* _EXERCISE_
Copy out every line of the rows below that contains the word "coplanar".

:: TASK MATERIAL

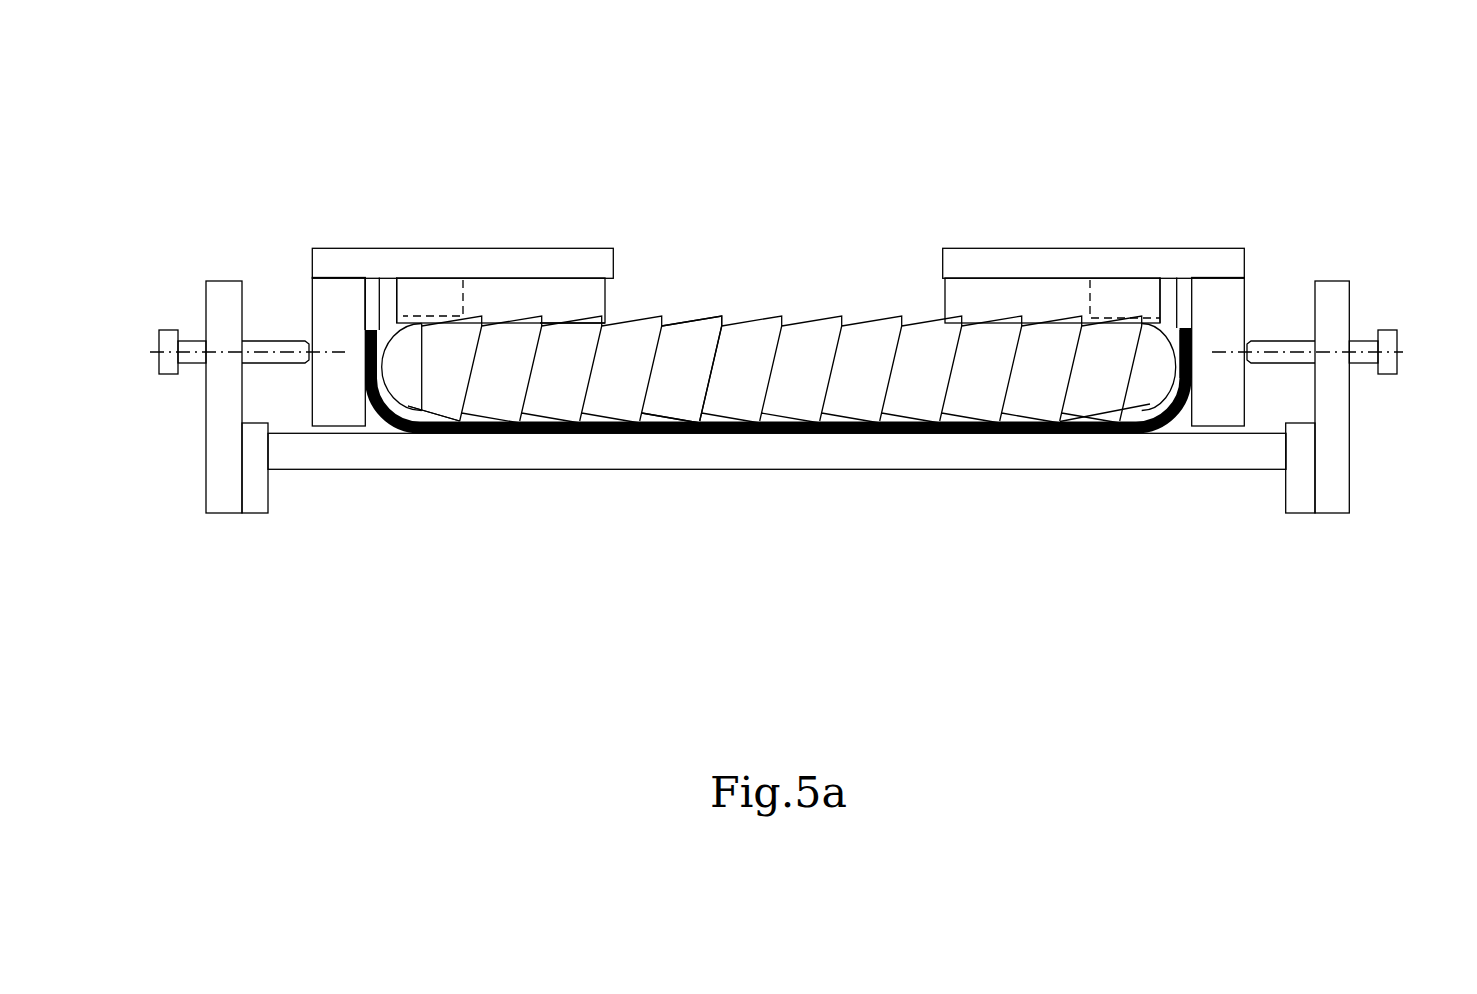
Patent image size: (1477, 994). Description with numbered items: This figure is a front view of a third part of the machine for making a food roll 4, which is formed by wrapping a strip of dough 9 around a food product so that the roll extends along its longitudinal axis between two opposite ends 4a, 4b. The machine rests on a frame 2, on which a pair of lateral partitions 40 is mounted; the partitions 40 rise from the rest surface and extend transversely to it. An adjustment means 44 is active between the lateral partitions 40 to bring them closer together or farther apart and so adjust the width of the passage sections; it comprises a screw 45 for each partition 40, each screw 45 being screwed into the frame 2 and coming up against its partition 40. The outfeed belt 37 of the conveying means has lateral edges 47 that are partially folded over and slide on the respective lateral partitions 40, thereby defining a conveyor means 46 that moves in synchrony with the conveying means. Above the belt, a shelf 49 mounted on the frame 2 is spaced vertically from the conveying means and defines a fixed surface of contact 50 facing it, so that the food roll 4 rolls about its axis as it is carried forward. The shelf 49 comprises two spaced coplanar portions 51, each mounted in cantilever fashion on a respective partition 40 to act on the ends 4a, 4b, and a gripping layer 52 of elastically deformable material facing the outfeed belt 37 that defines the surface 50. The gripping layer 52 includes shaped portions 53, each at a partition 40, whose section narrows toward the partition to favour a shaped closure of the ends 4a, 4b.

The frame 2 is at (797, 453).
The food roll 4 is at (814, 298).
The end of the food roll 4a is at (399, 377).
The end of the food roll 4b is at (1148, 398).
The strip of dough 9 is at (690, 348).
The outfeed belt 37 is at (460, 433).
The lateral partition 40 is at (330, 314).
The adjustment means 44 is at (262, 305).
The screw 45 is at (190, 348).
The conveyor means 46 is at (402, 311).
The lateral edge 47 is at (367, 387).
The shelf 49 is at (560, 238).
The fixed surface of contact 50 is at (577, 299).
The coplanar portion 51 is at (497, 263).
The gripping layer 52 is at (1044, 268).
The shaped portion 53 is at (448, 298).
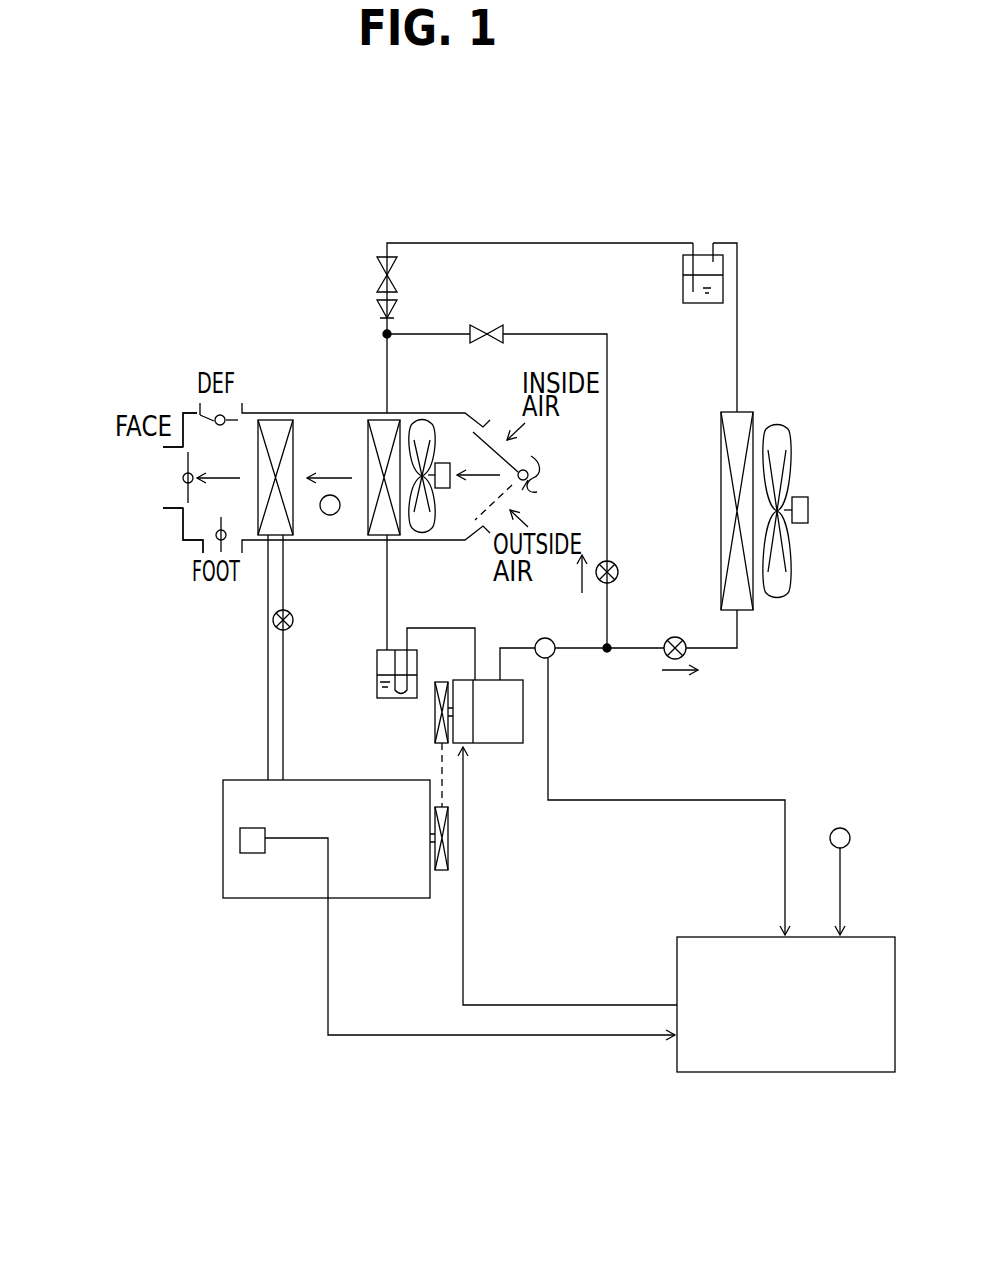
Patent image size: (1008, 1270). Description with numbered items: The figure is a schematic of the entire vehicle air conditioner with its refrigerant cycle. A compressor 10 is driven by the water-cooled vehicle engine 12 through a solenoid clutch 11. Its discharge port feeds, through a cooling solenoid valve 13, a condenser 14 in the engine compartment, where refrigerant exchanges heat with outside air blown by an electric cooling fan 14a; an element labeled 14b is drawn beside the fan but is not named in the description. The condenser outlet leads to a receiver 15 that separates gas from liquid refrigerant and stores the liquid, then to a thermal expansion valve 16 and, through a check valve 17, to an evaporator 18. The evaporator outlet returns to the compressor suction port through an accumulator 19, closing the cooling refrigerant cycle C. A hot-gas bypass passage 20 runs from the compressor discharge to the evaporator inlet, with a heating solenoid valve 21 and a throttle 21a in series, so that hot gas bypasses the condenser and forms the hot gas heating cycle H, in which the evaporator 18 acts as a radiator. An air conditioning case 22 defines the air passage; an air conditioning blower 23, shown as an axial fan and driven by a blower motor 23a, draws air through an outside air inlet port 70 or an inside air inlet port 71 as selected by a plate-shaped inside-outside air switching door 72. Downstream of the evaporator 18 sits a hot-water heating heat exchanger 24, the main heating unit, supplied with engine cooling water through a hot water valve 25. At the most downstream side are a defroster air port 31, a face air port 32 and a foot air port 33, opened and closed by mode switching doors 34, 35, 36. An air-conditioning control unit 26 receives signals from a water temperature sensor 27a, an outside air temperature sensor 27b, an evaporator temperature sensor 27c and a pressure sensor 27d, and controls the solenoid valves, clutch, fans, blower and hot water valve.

::::

* _RIGHT ANSWER_
Patent image size: (1477, 994). Description with numbered items: This figure is a front view of a third part of the machine for making a food roll 4, which is formed by wrapping a strip of dough 9 around a food product so that the roll extends along its longitudinal axis between two opposite ends 4a, 4b. The machine rests on a frame 2, on which a pair of lateral partitions 40 is mounted; the partitions 40 rise from the rest surface and extend transversely to it. An adjustment means 44 is active between the lateral partitions 40 to bring them closer together or farther apart and so adjust the width of the passage sections; it comprises a screw 45 for each partition 40, each screw 45 being screwed into the frame 2 and coming up against its partition 40. The outfeed belt 37 of the conveying means has lateral edges 47 that are partially folded over and slide on the respective lateral partitions 40, thereby defining a conveyor means 46 that moves in synchrony with the conveying means. Above the belt, a shelf 49 mounted on the frame 2 is spaced vertically from the conveying means and defines a fixed surface of contact 50 facing it, so that the food roll 4 rolls about its axis as it is carried forward. The shelf 49 comprises two spaced coplanar portions 51, each mounted in cantilever fashion on a respective partition 40 to act on the ends 4a, 4b, and a gripping layer 52 of elastically deformable material facing the outfeed belt 37 that defines the surface 50. The gripping layer 52 includes shaped portions 53, each at a partition 40, whose section narrows toward the partition to favour a shaped closure of the ends 4a, 4b.
The coplanar portion 51 is at (497, 263).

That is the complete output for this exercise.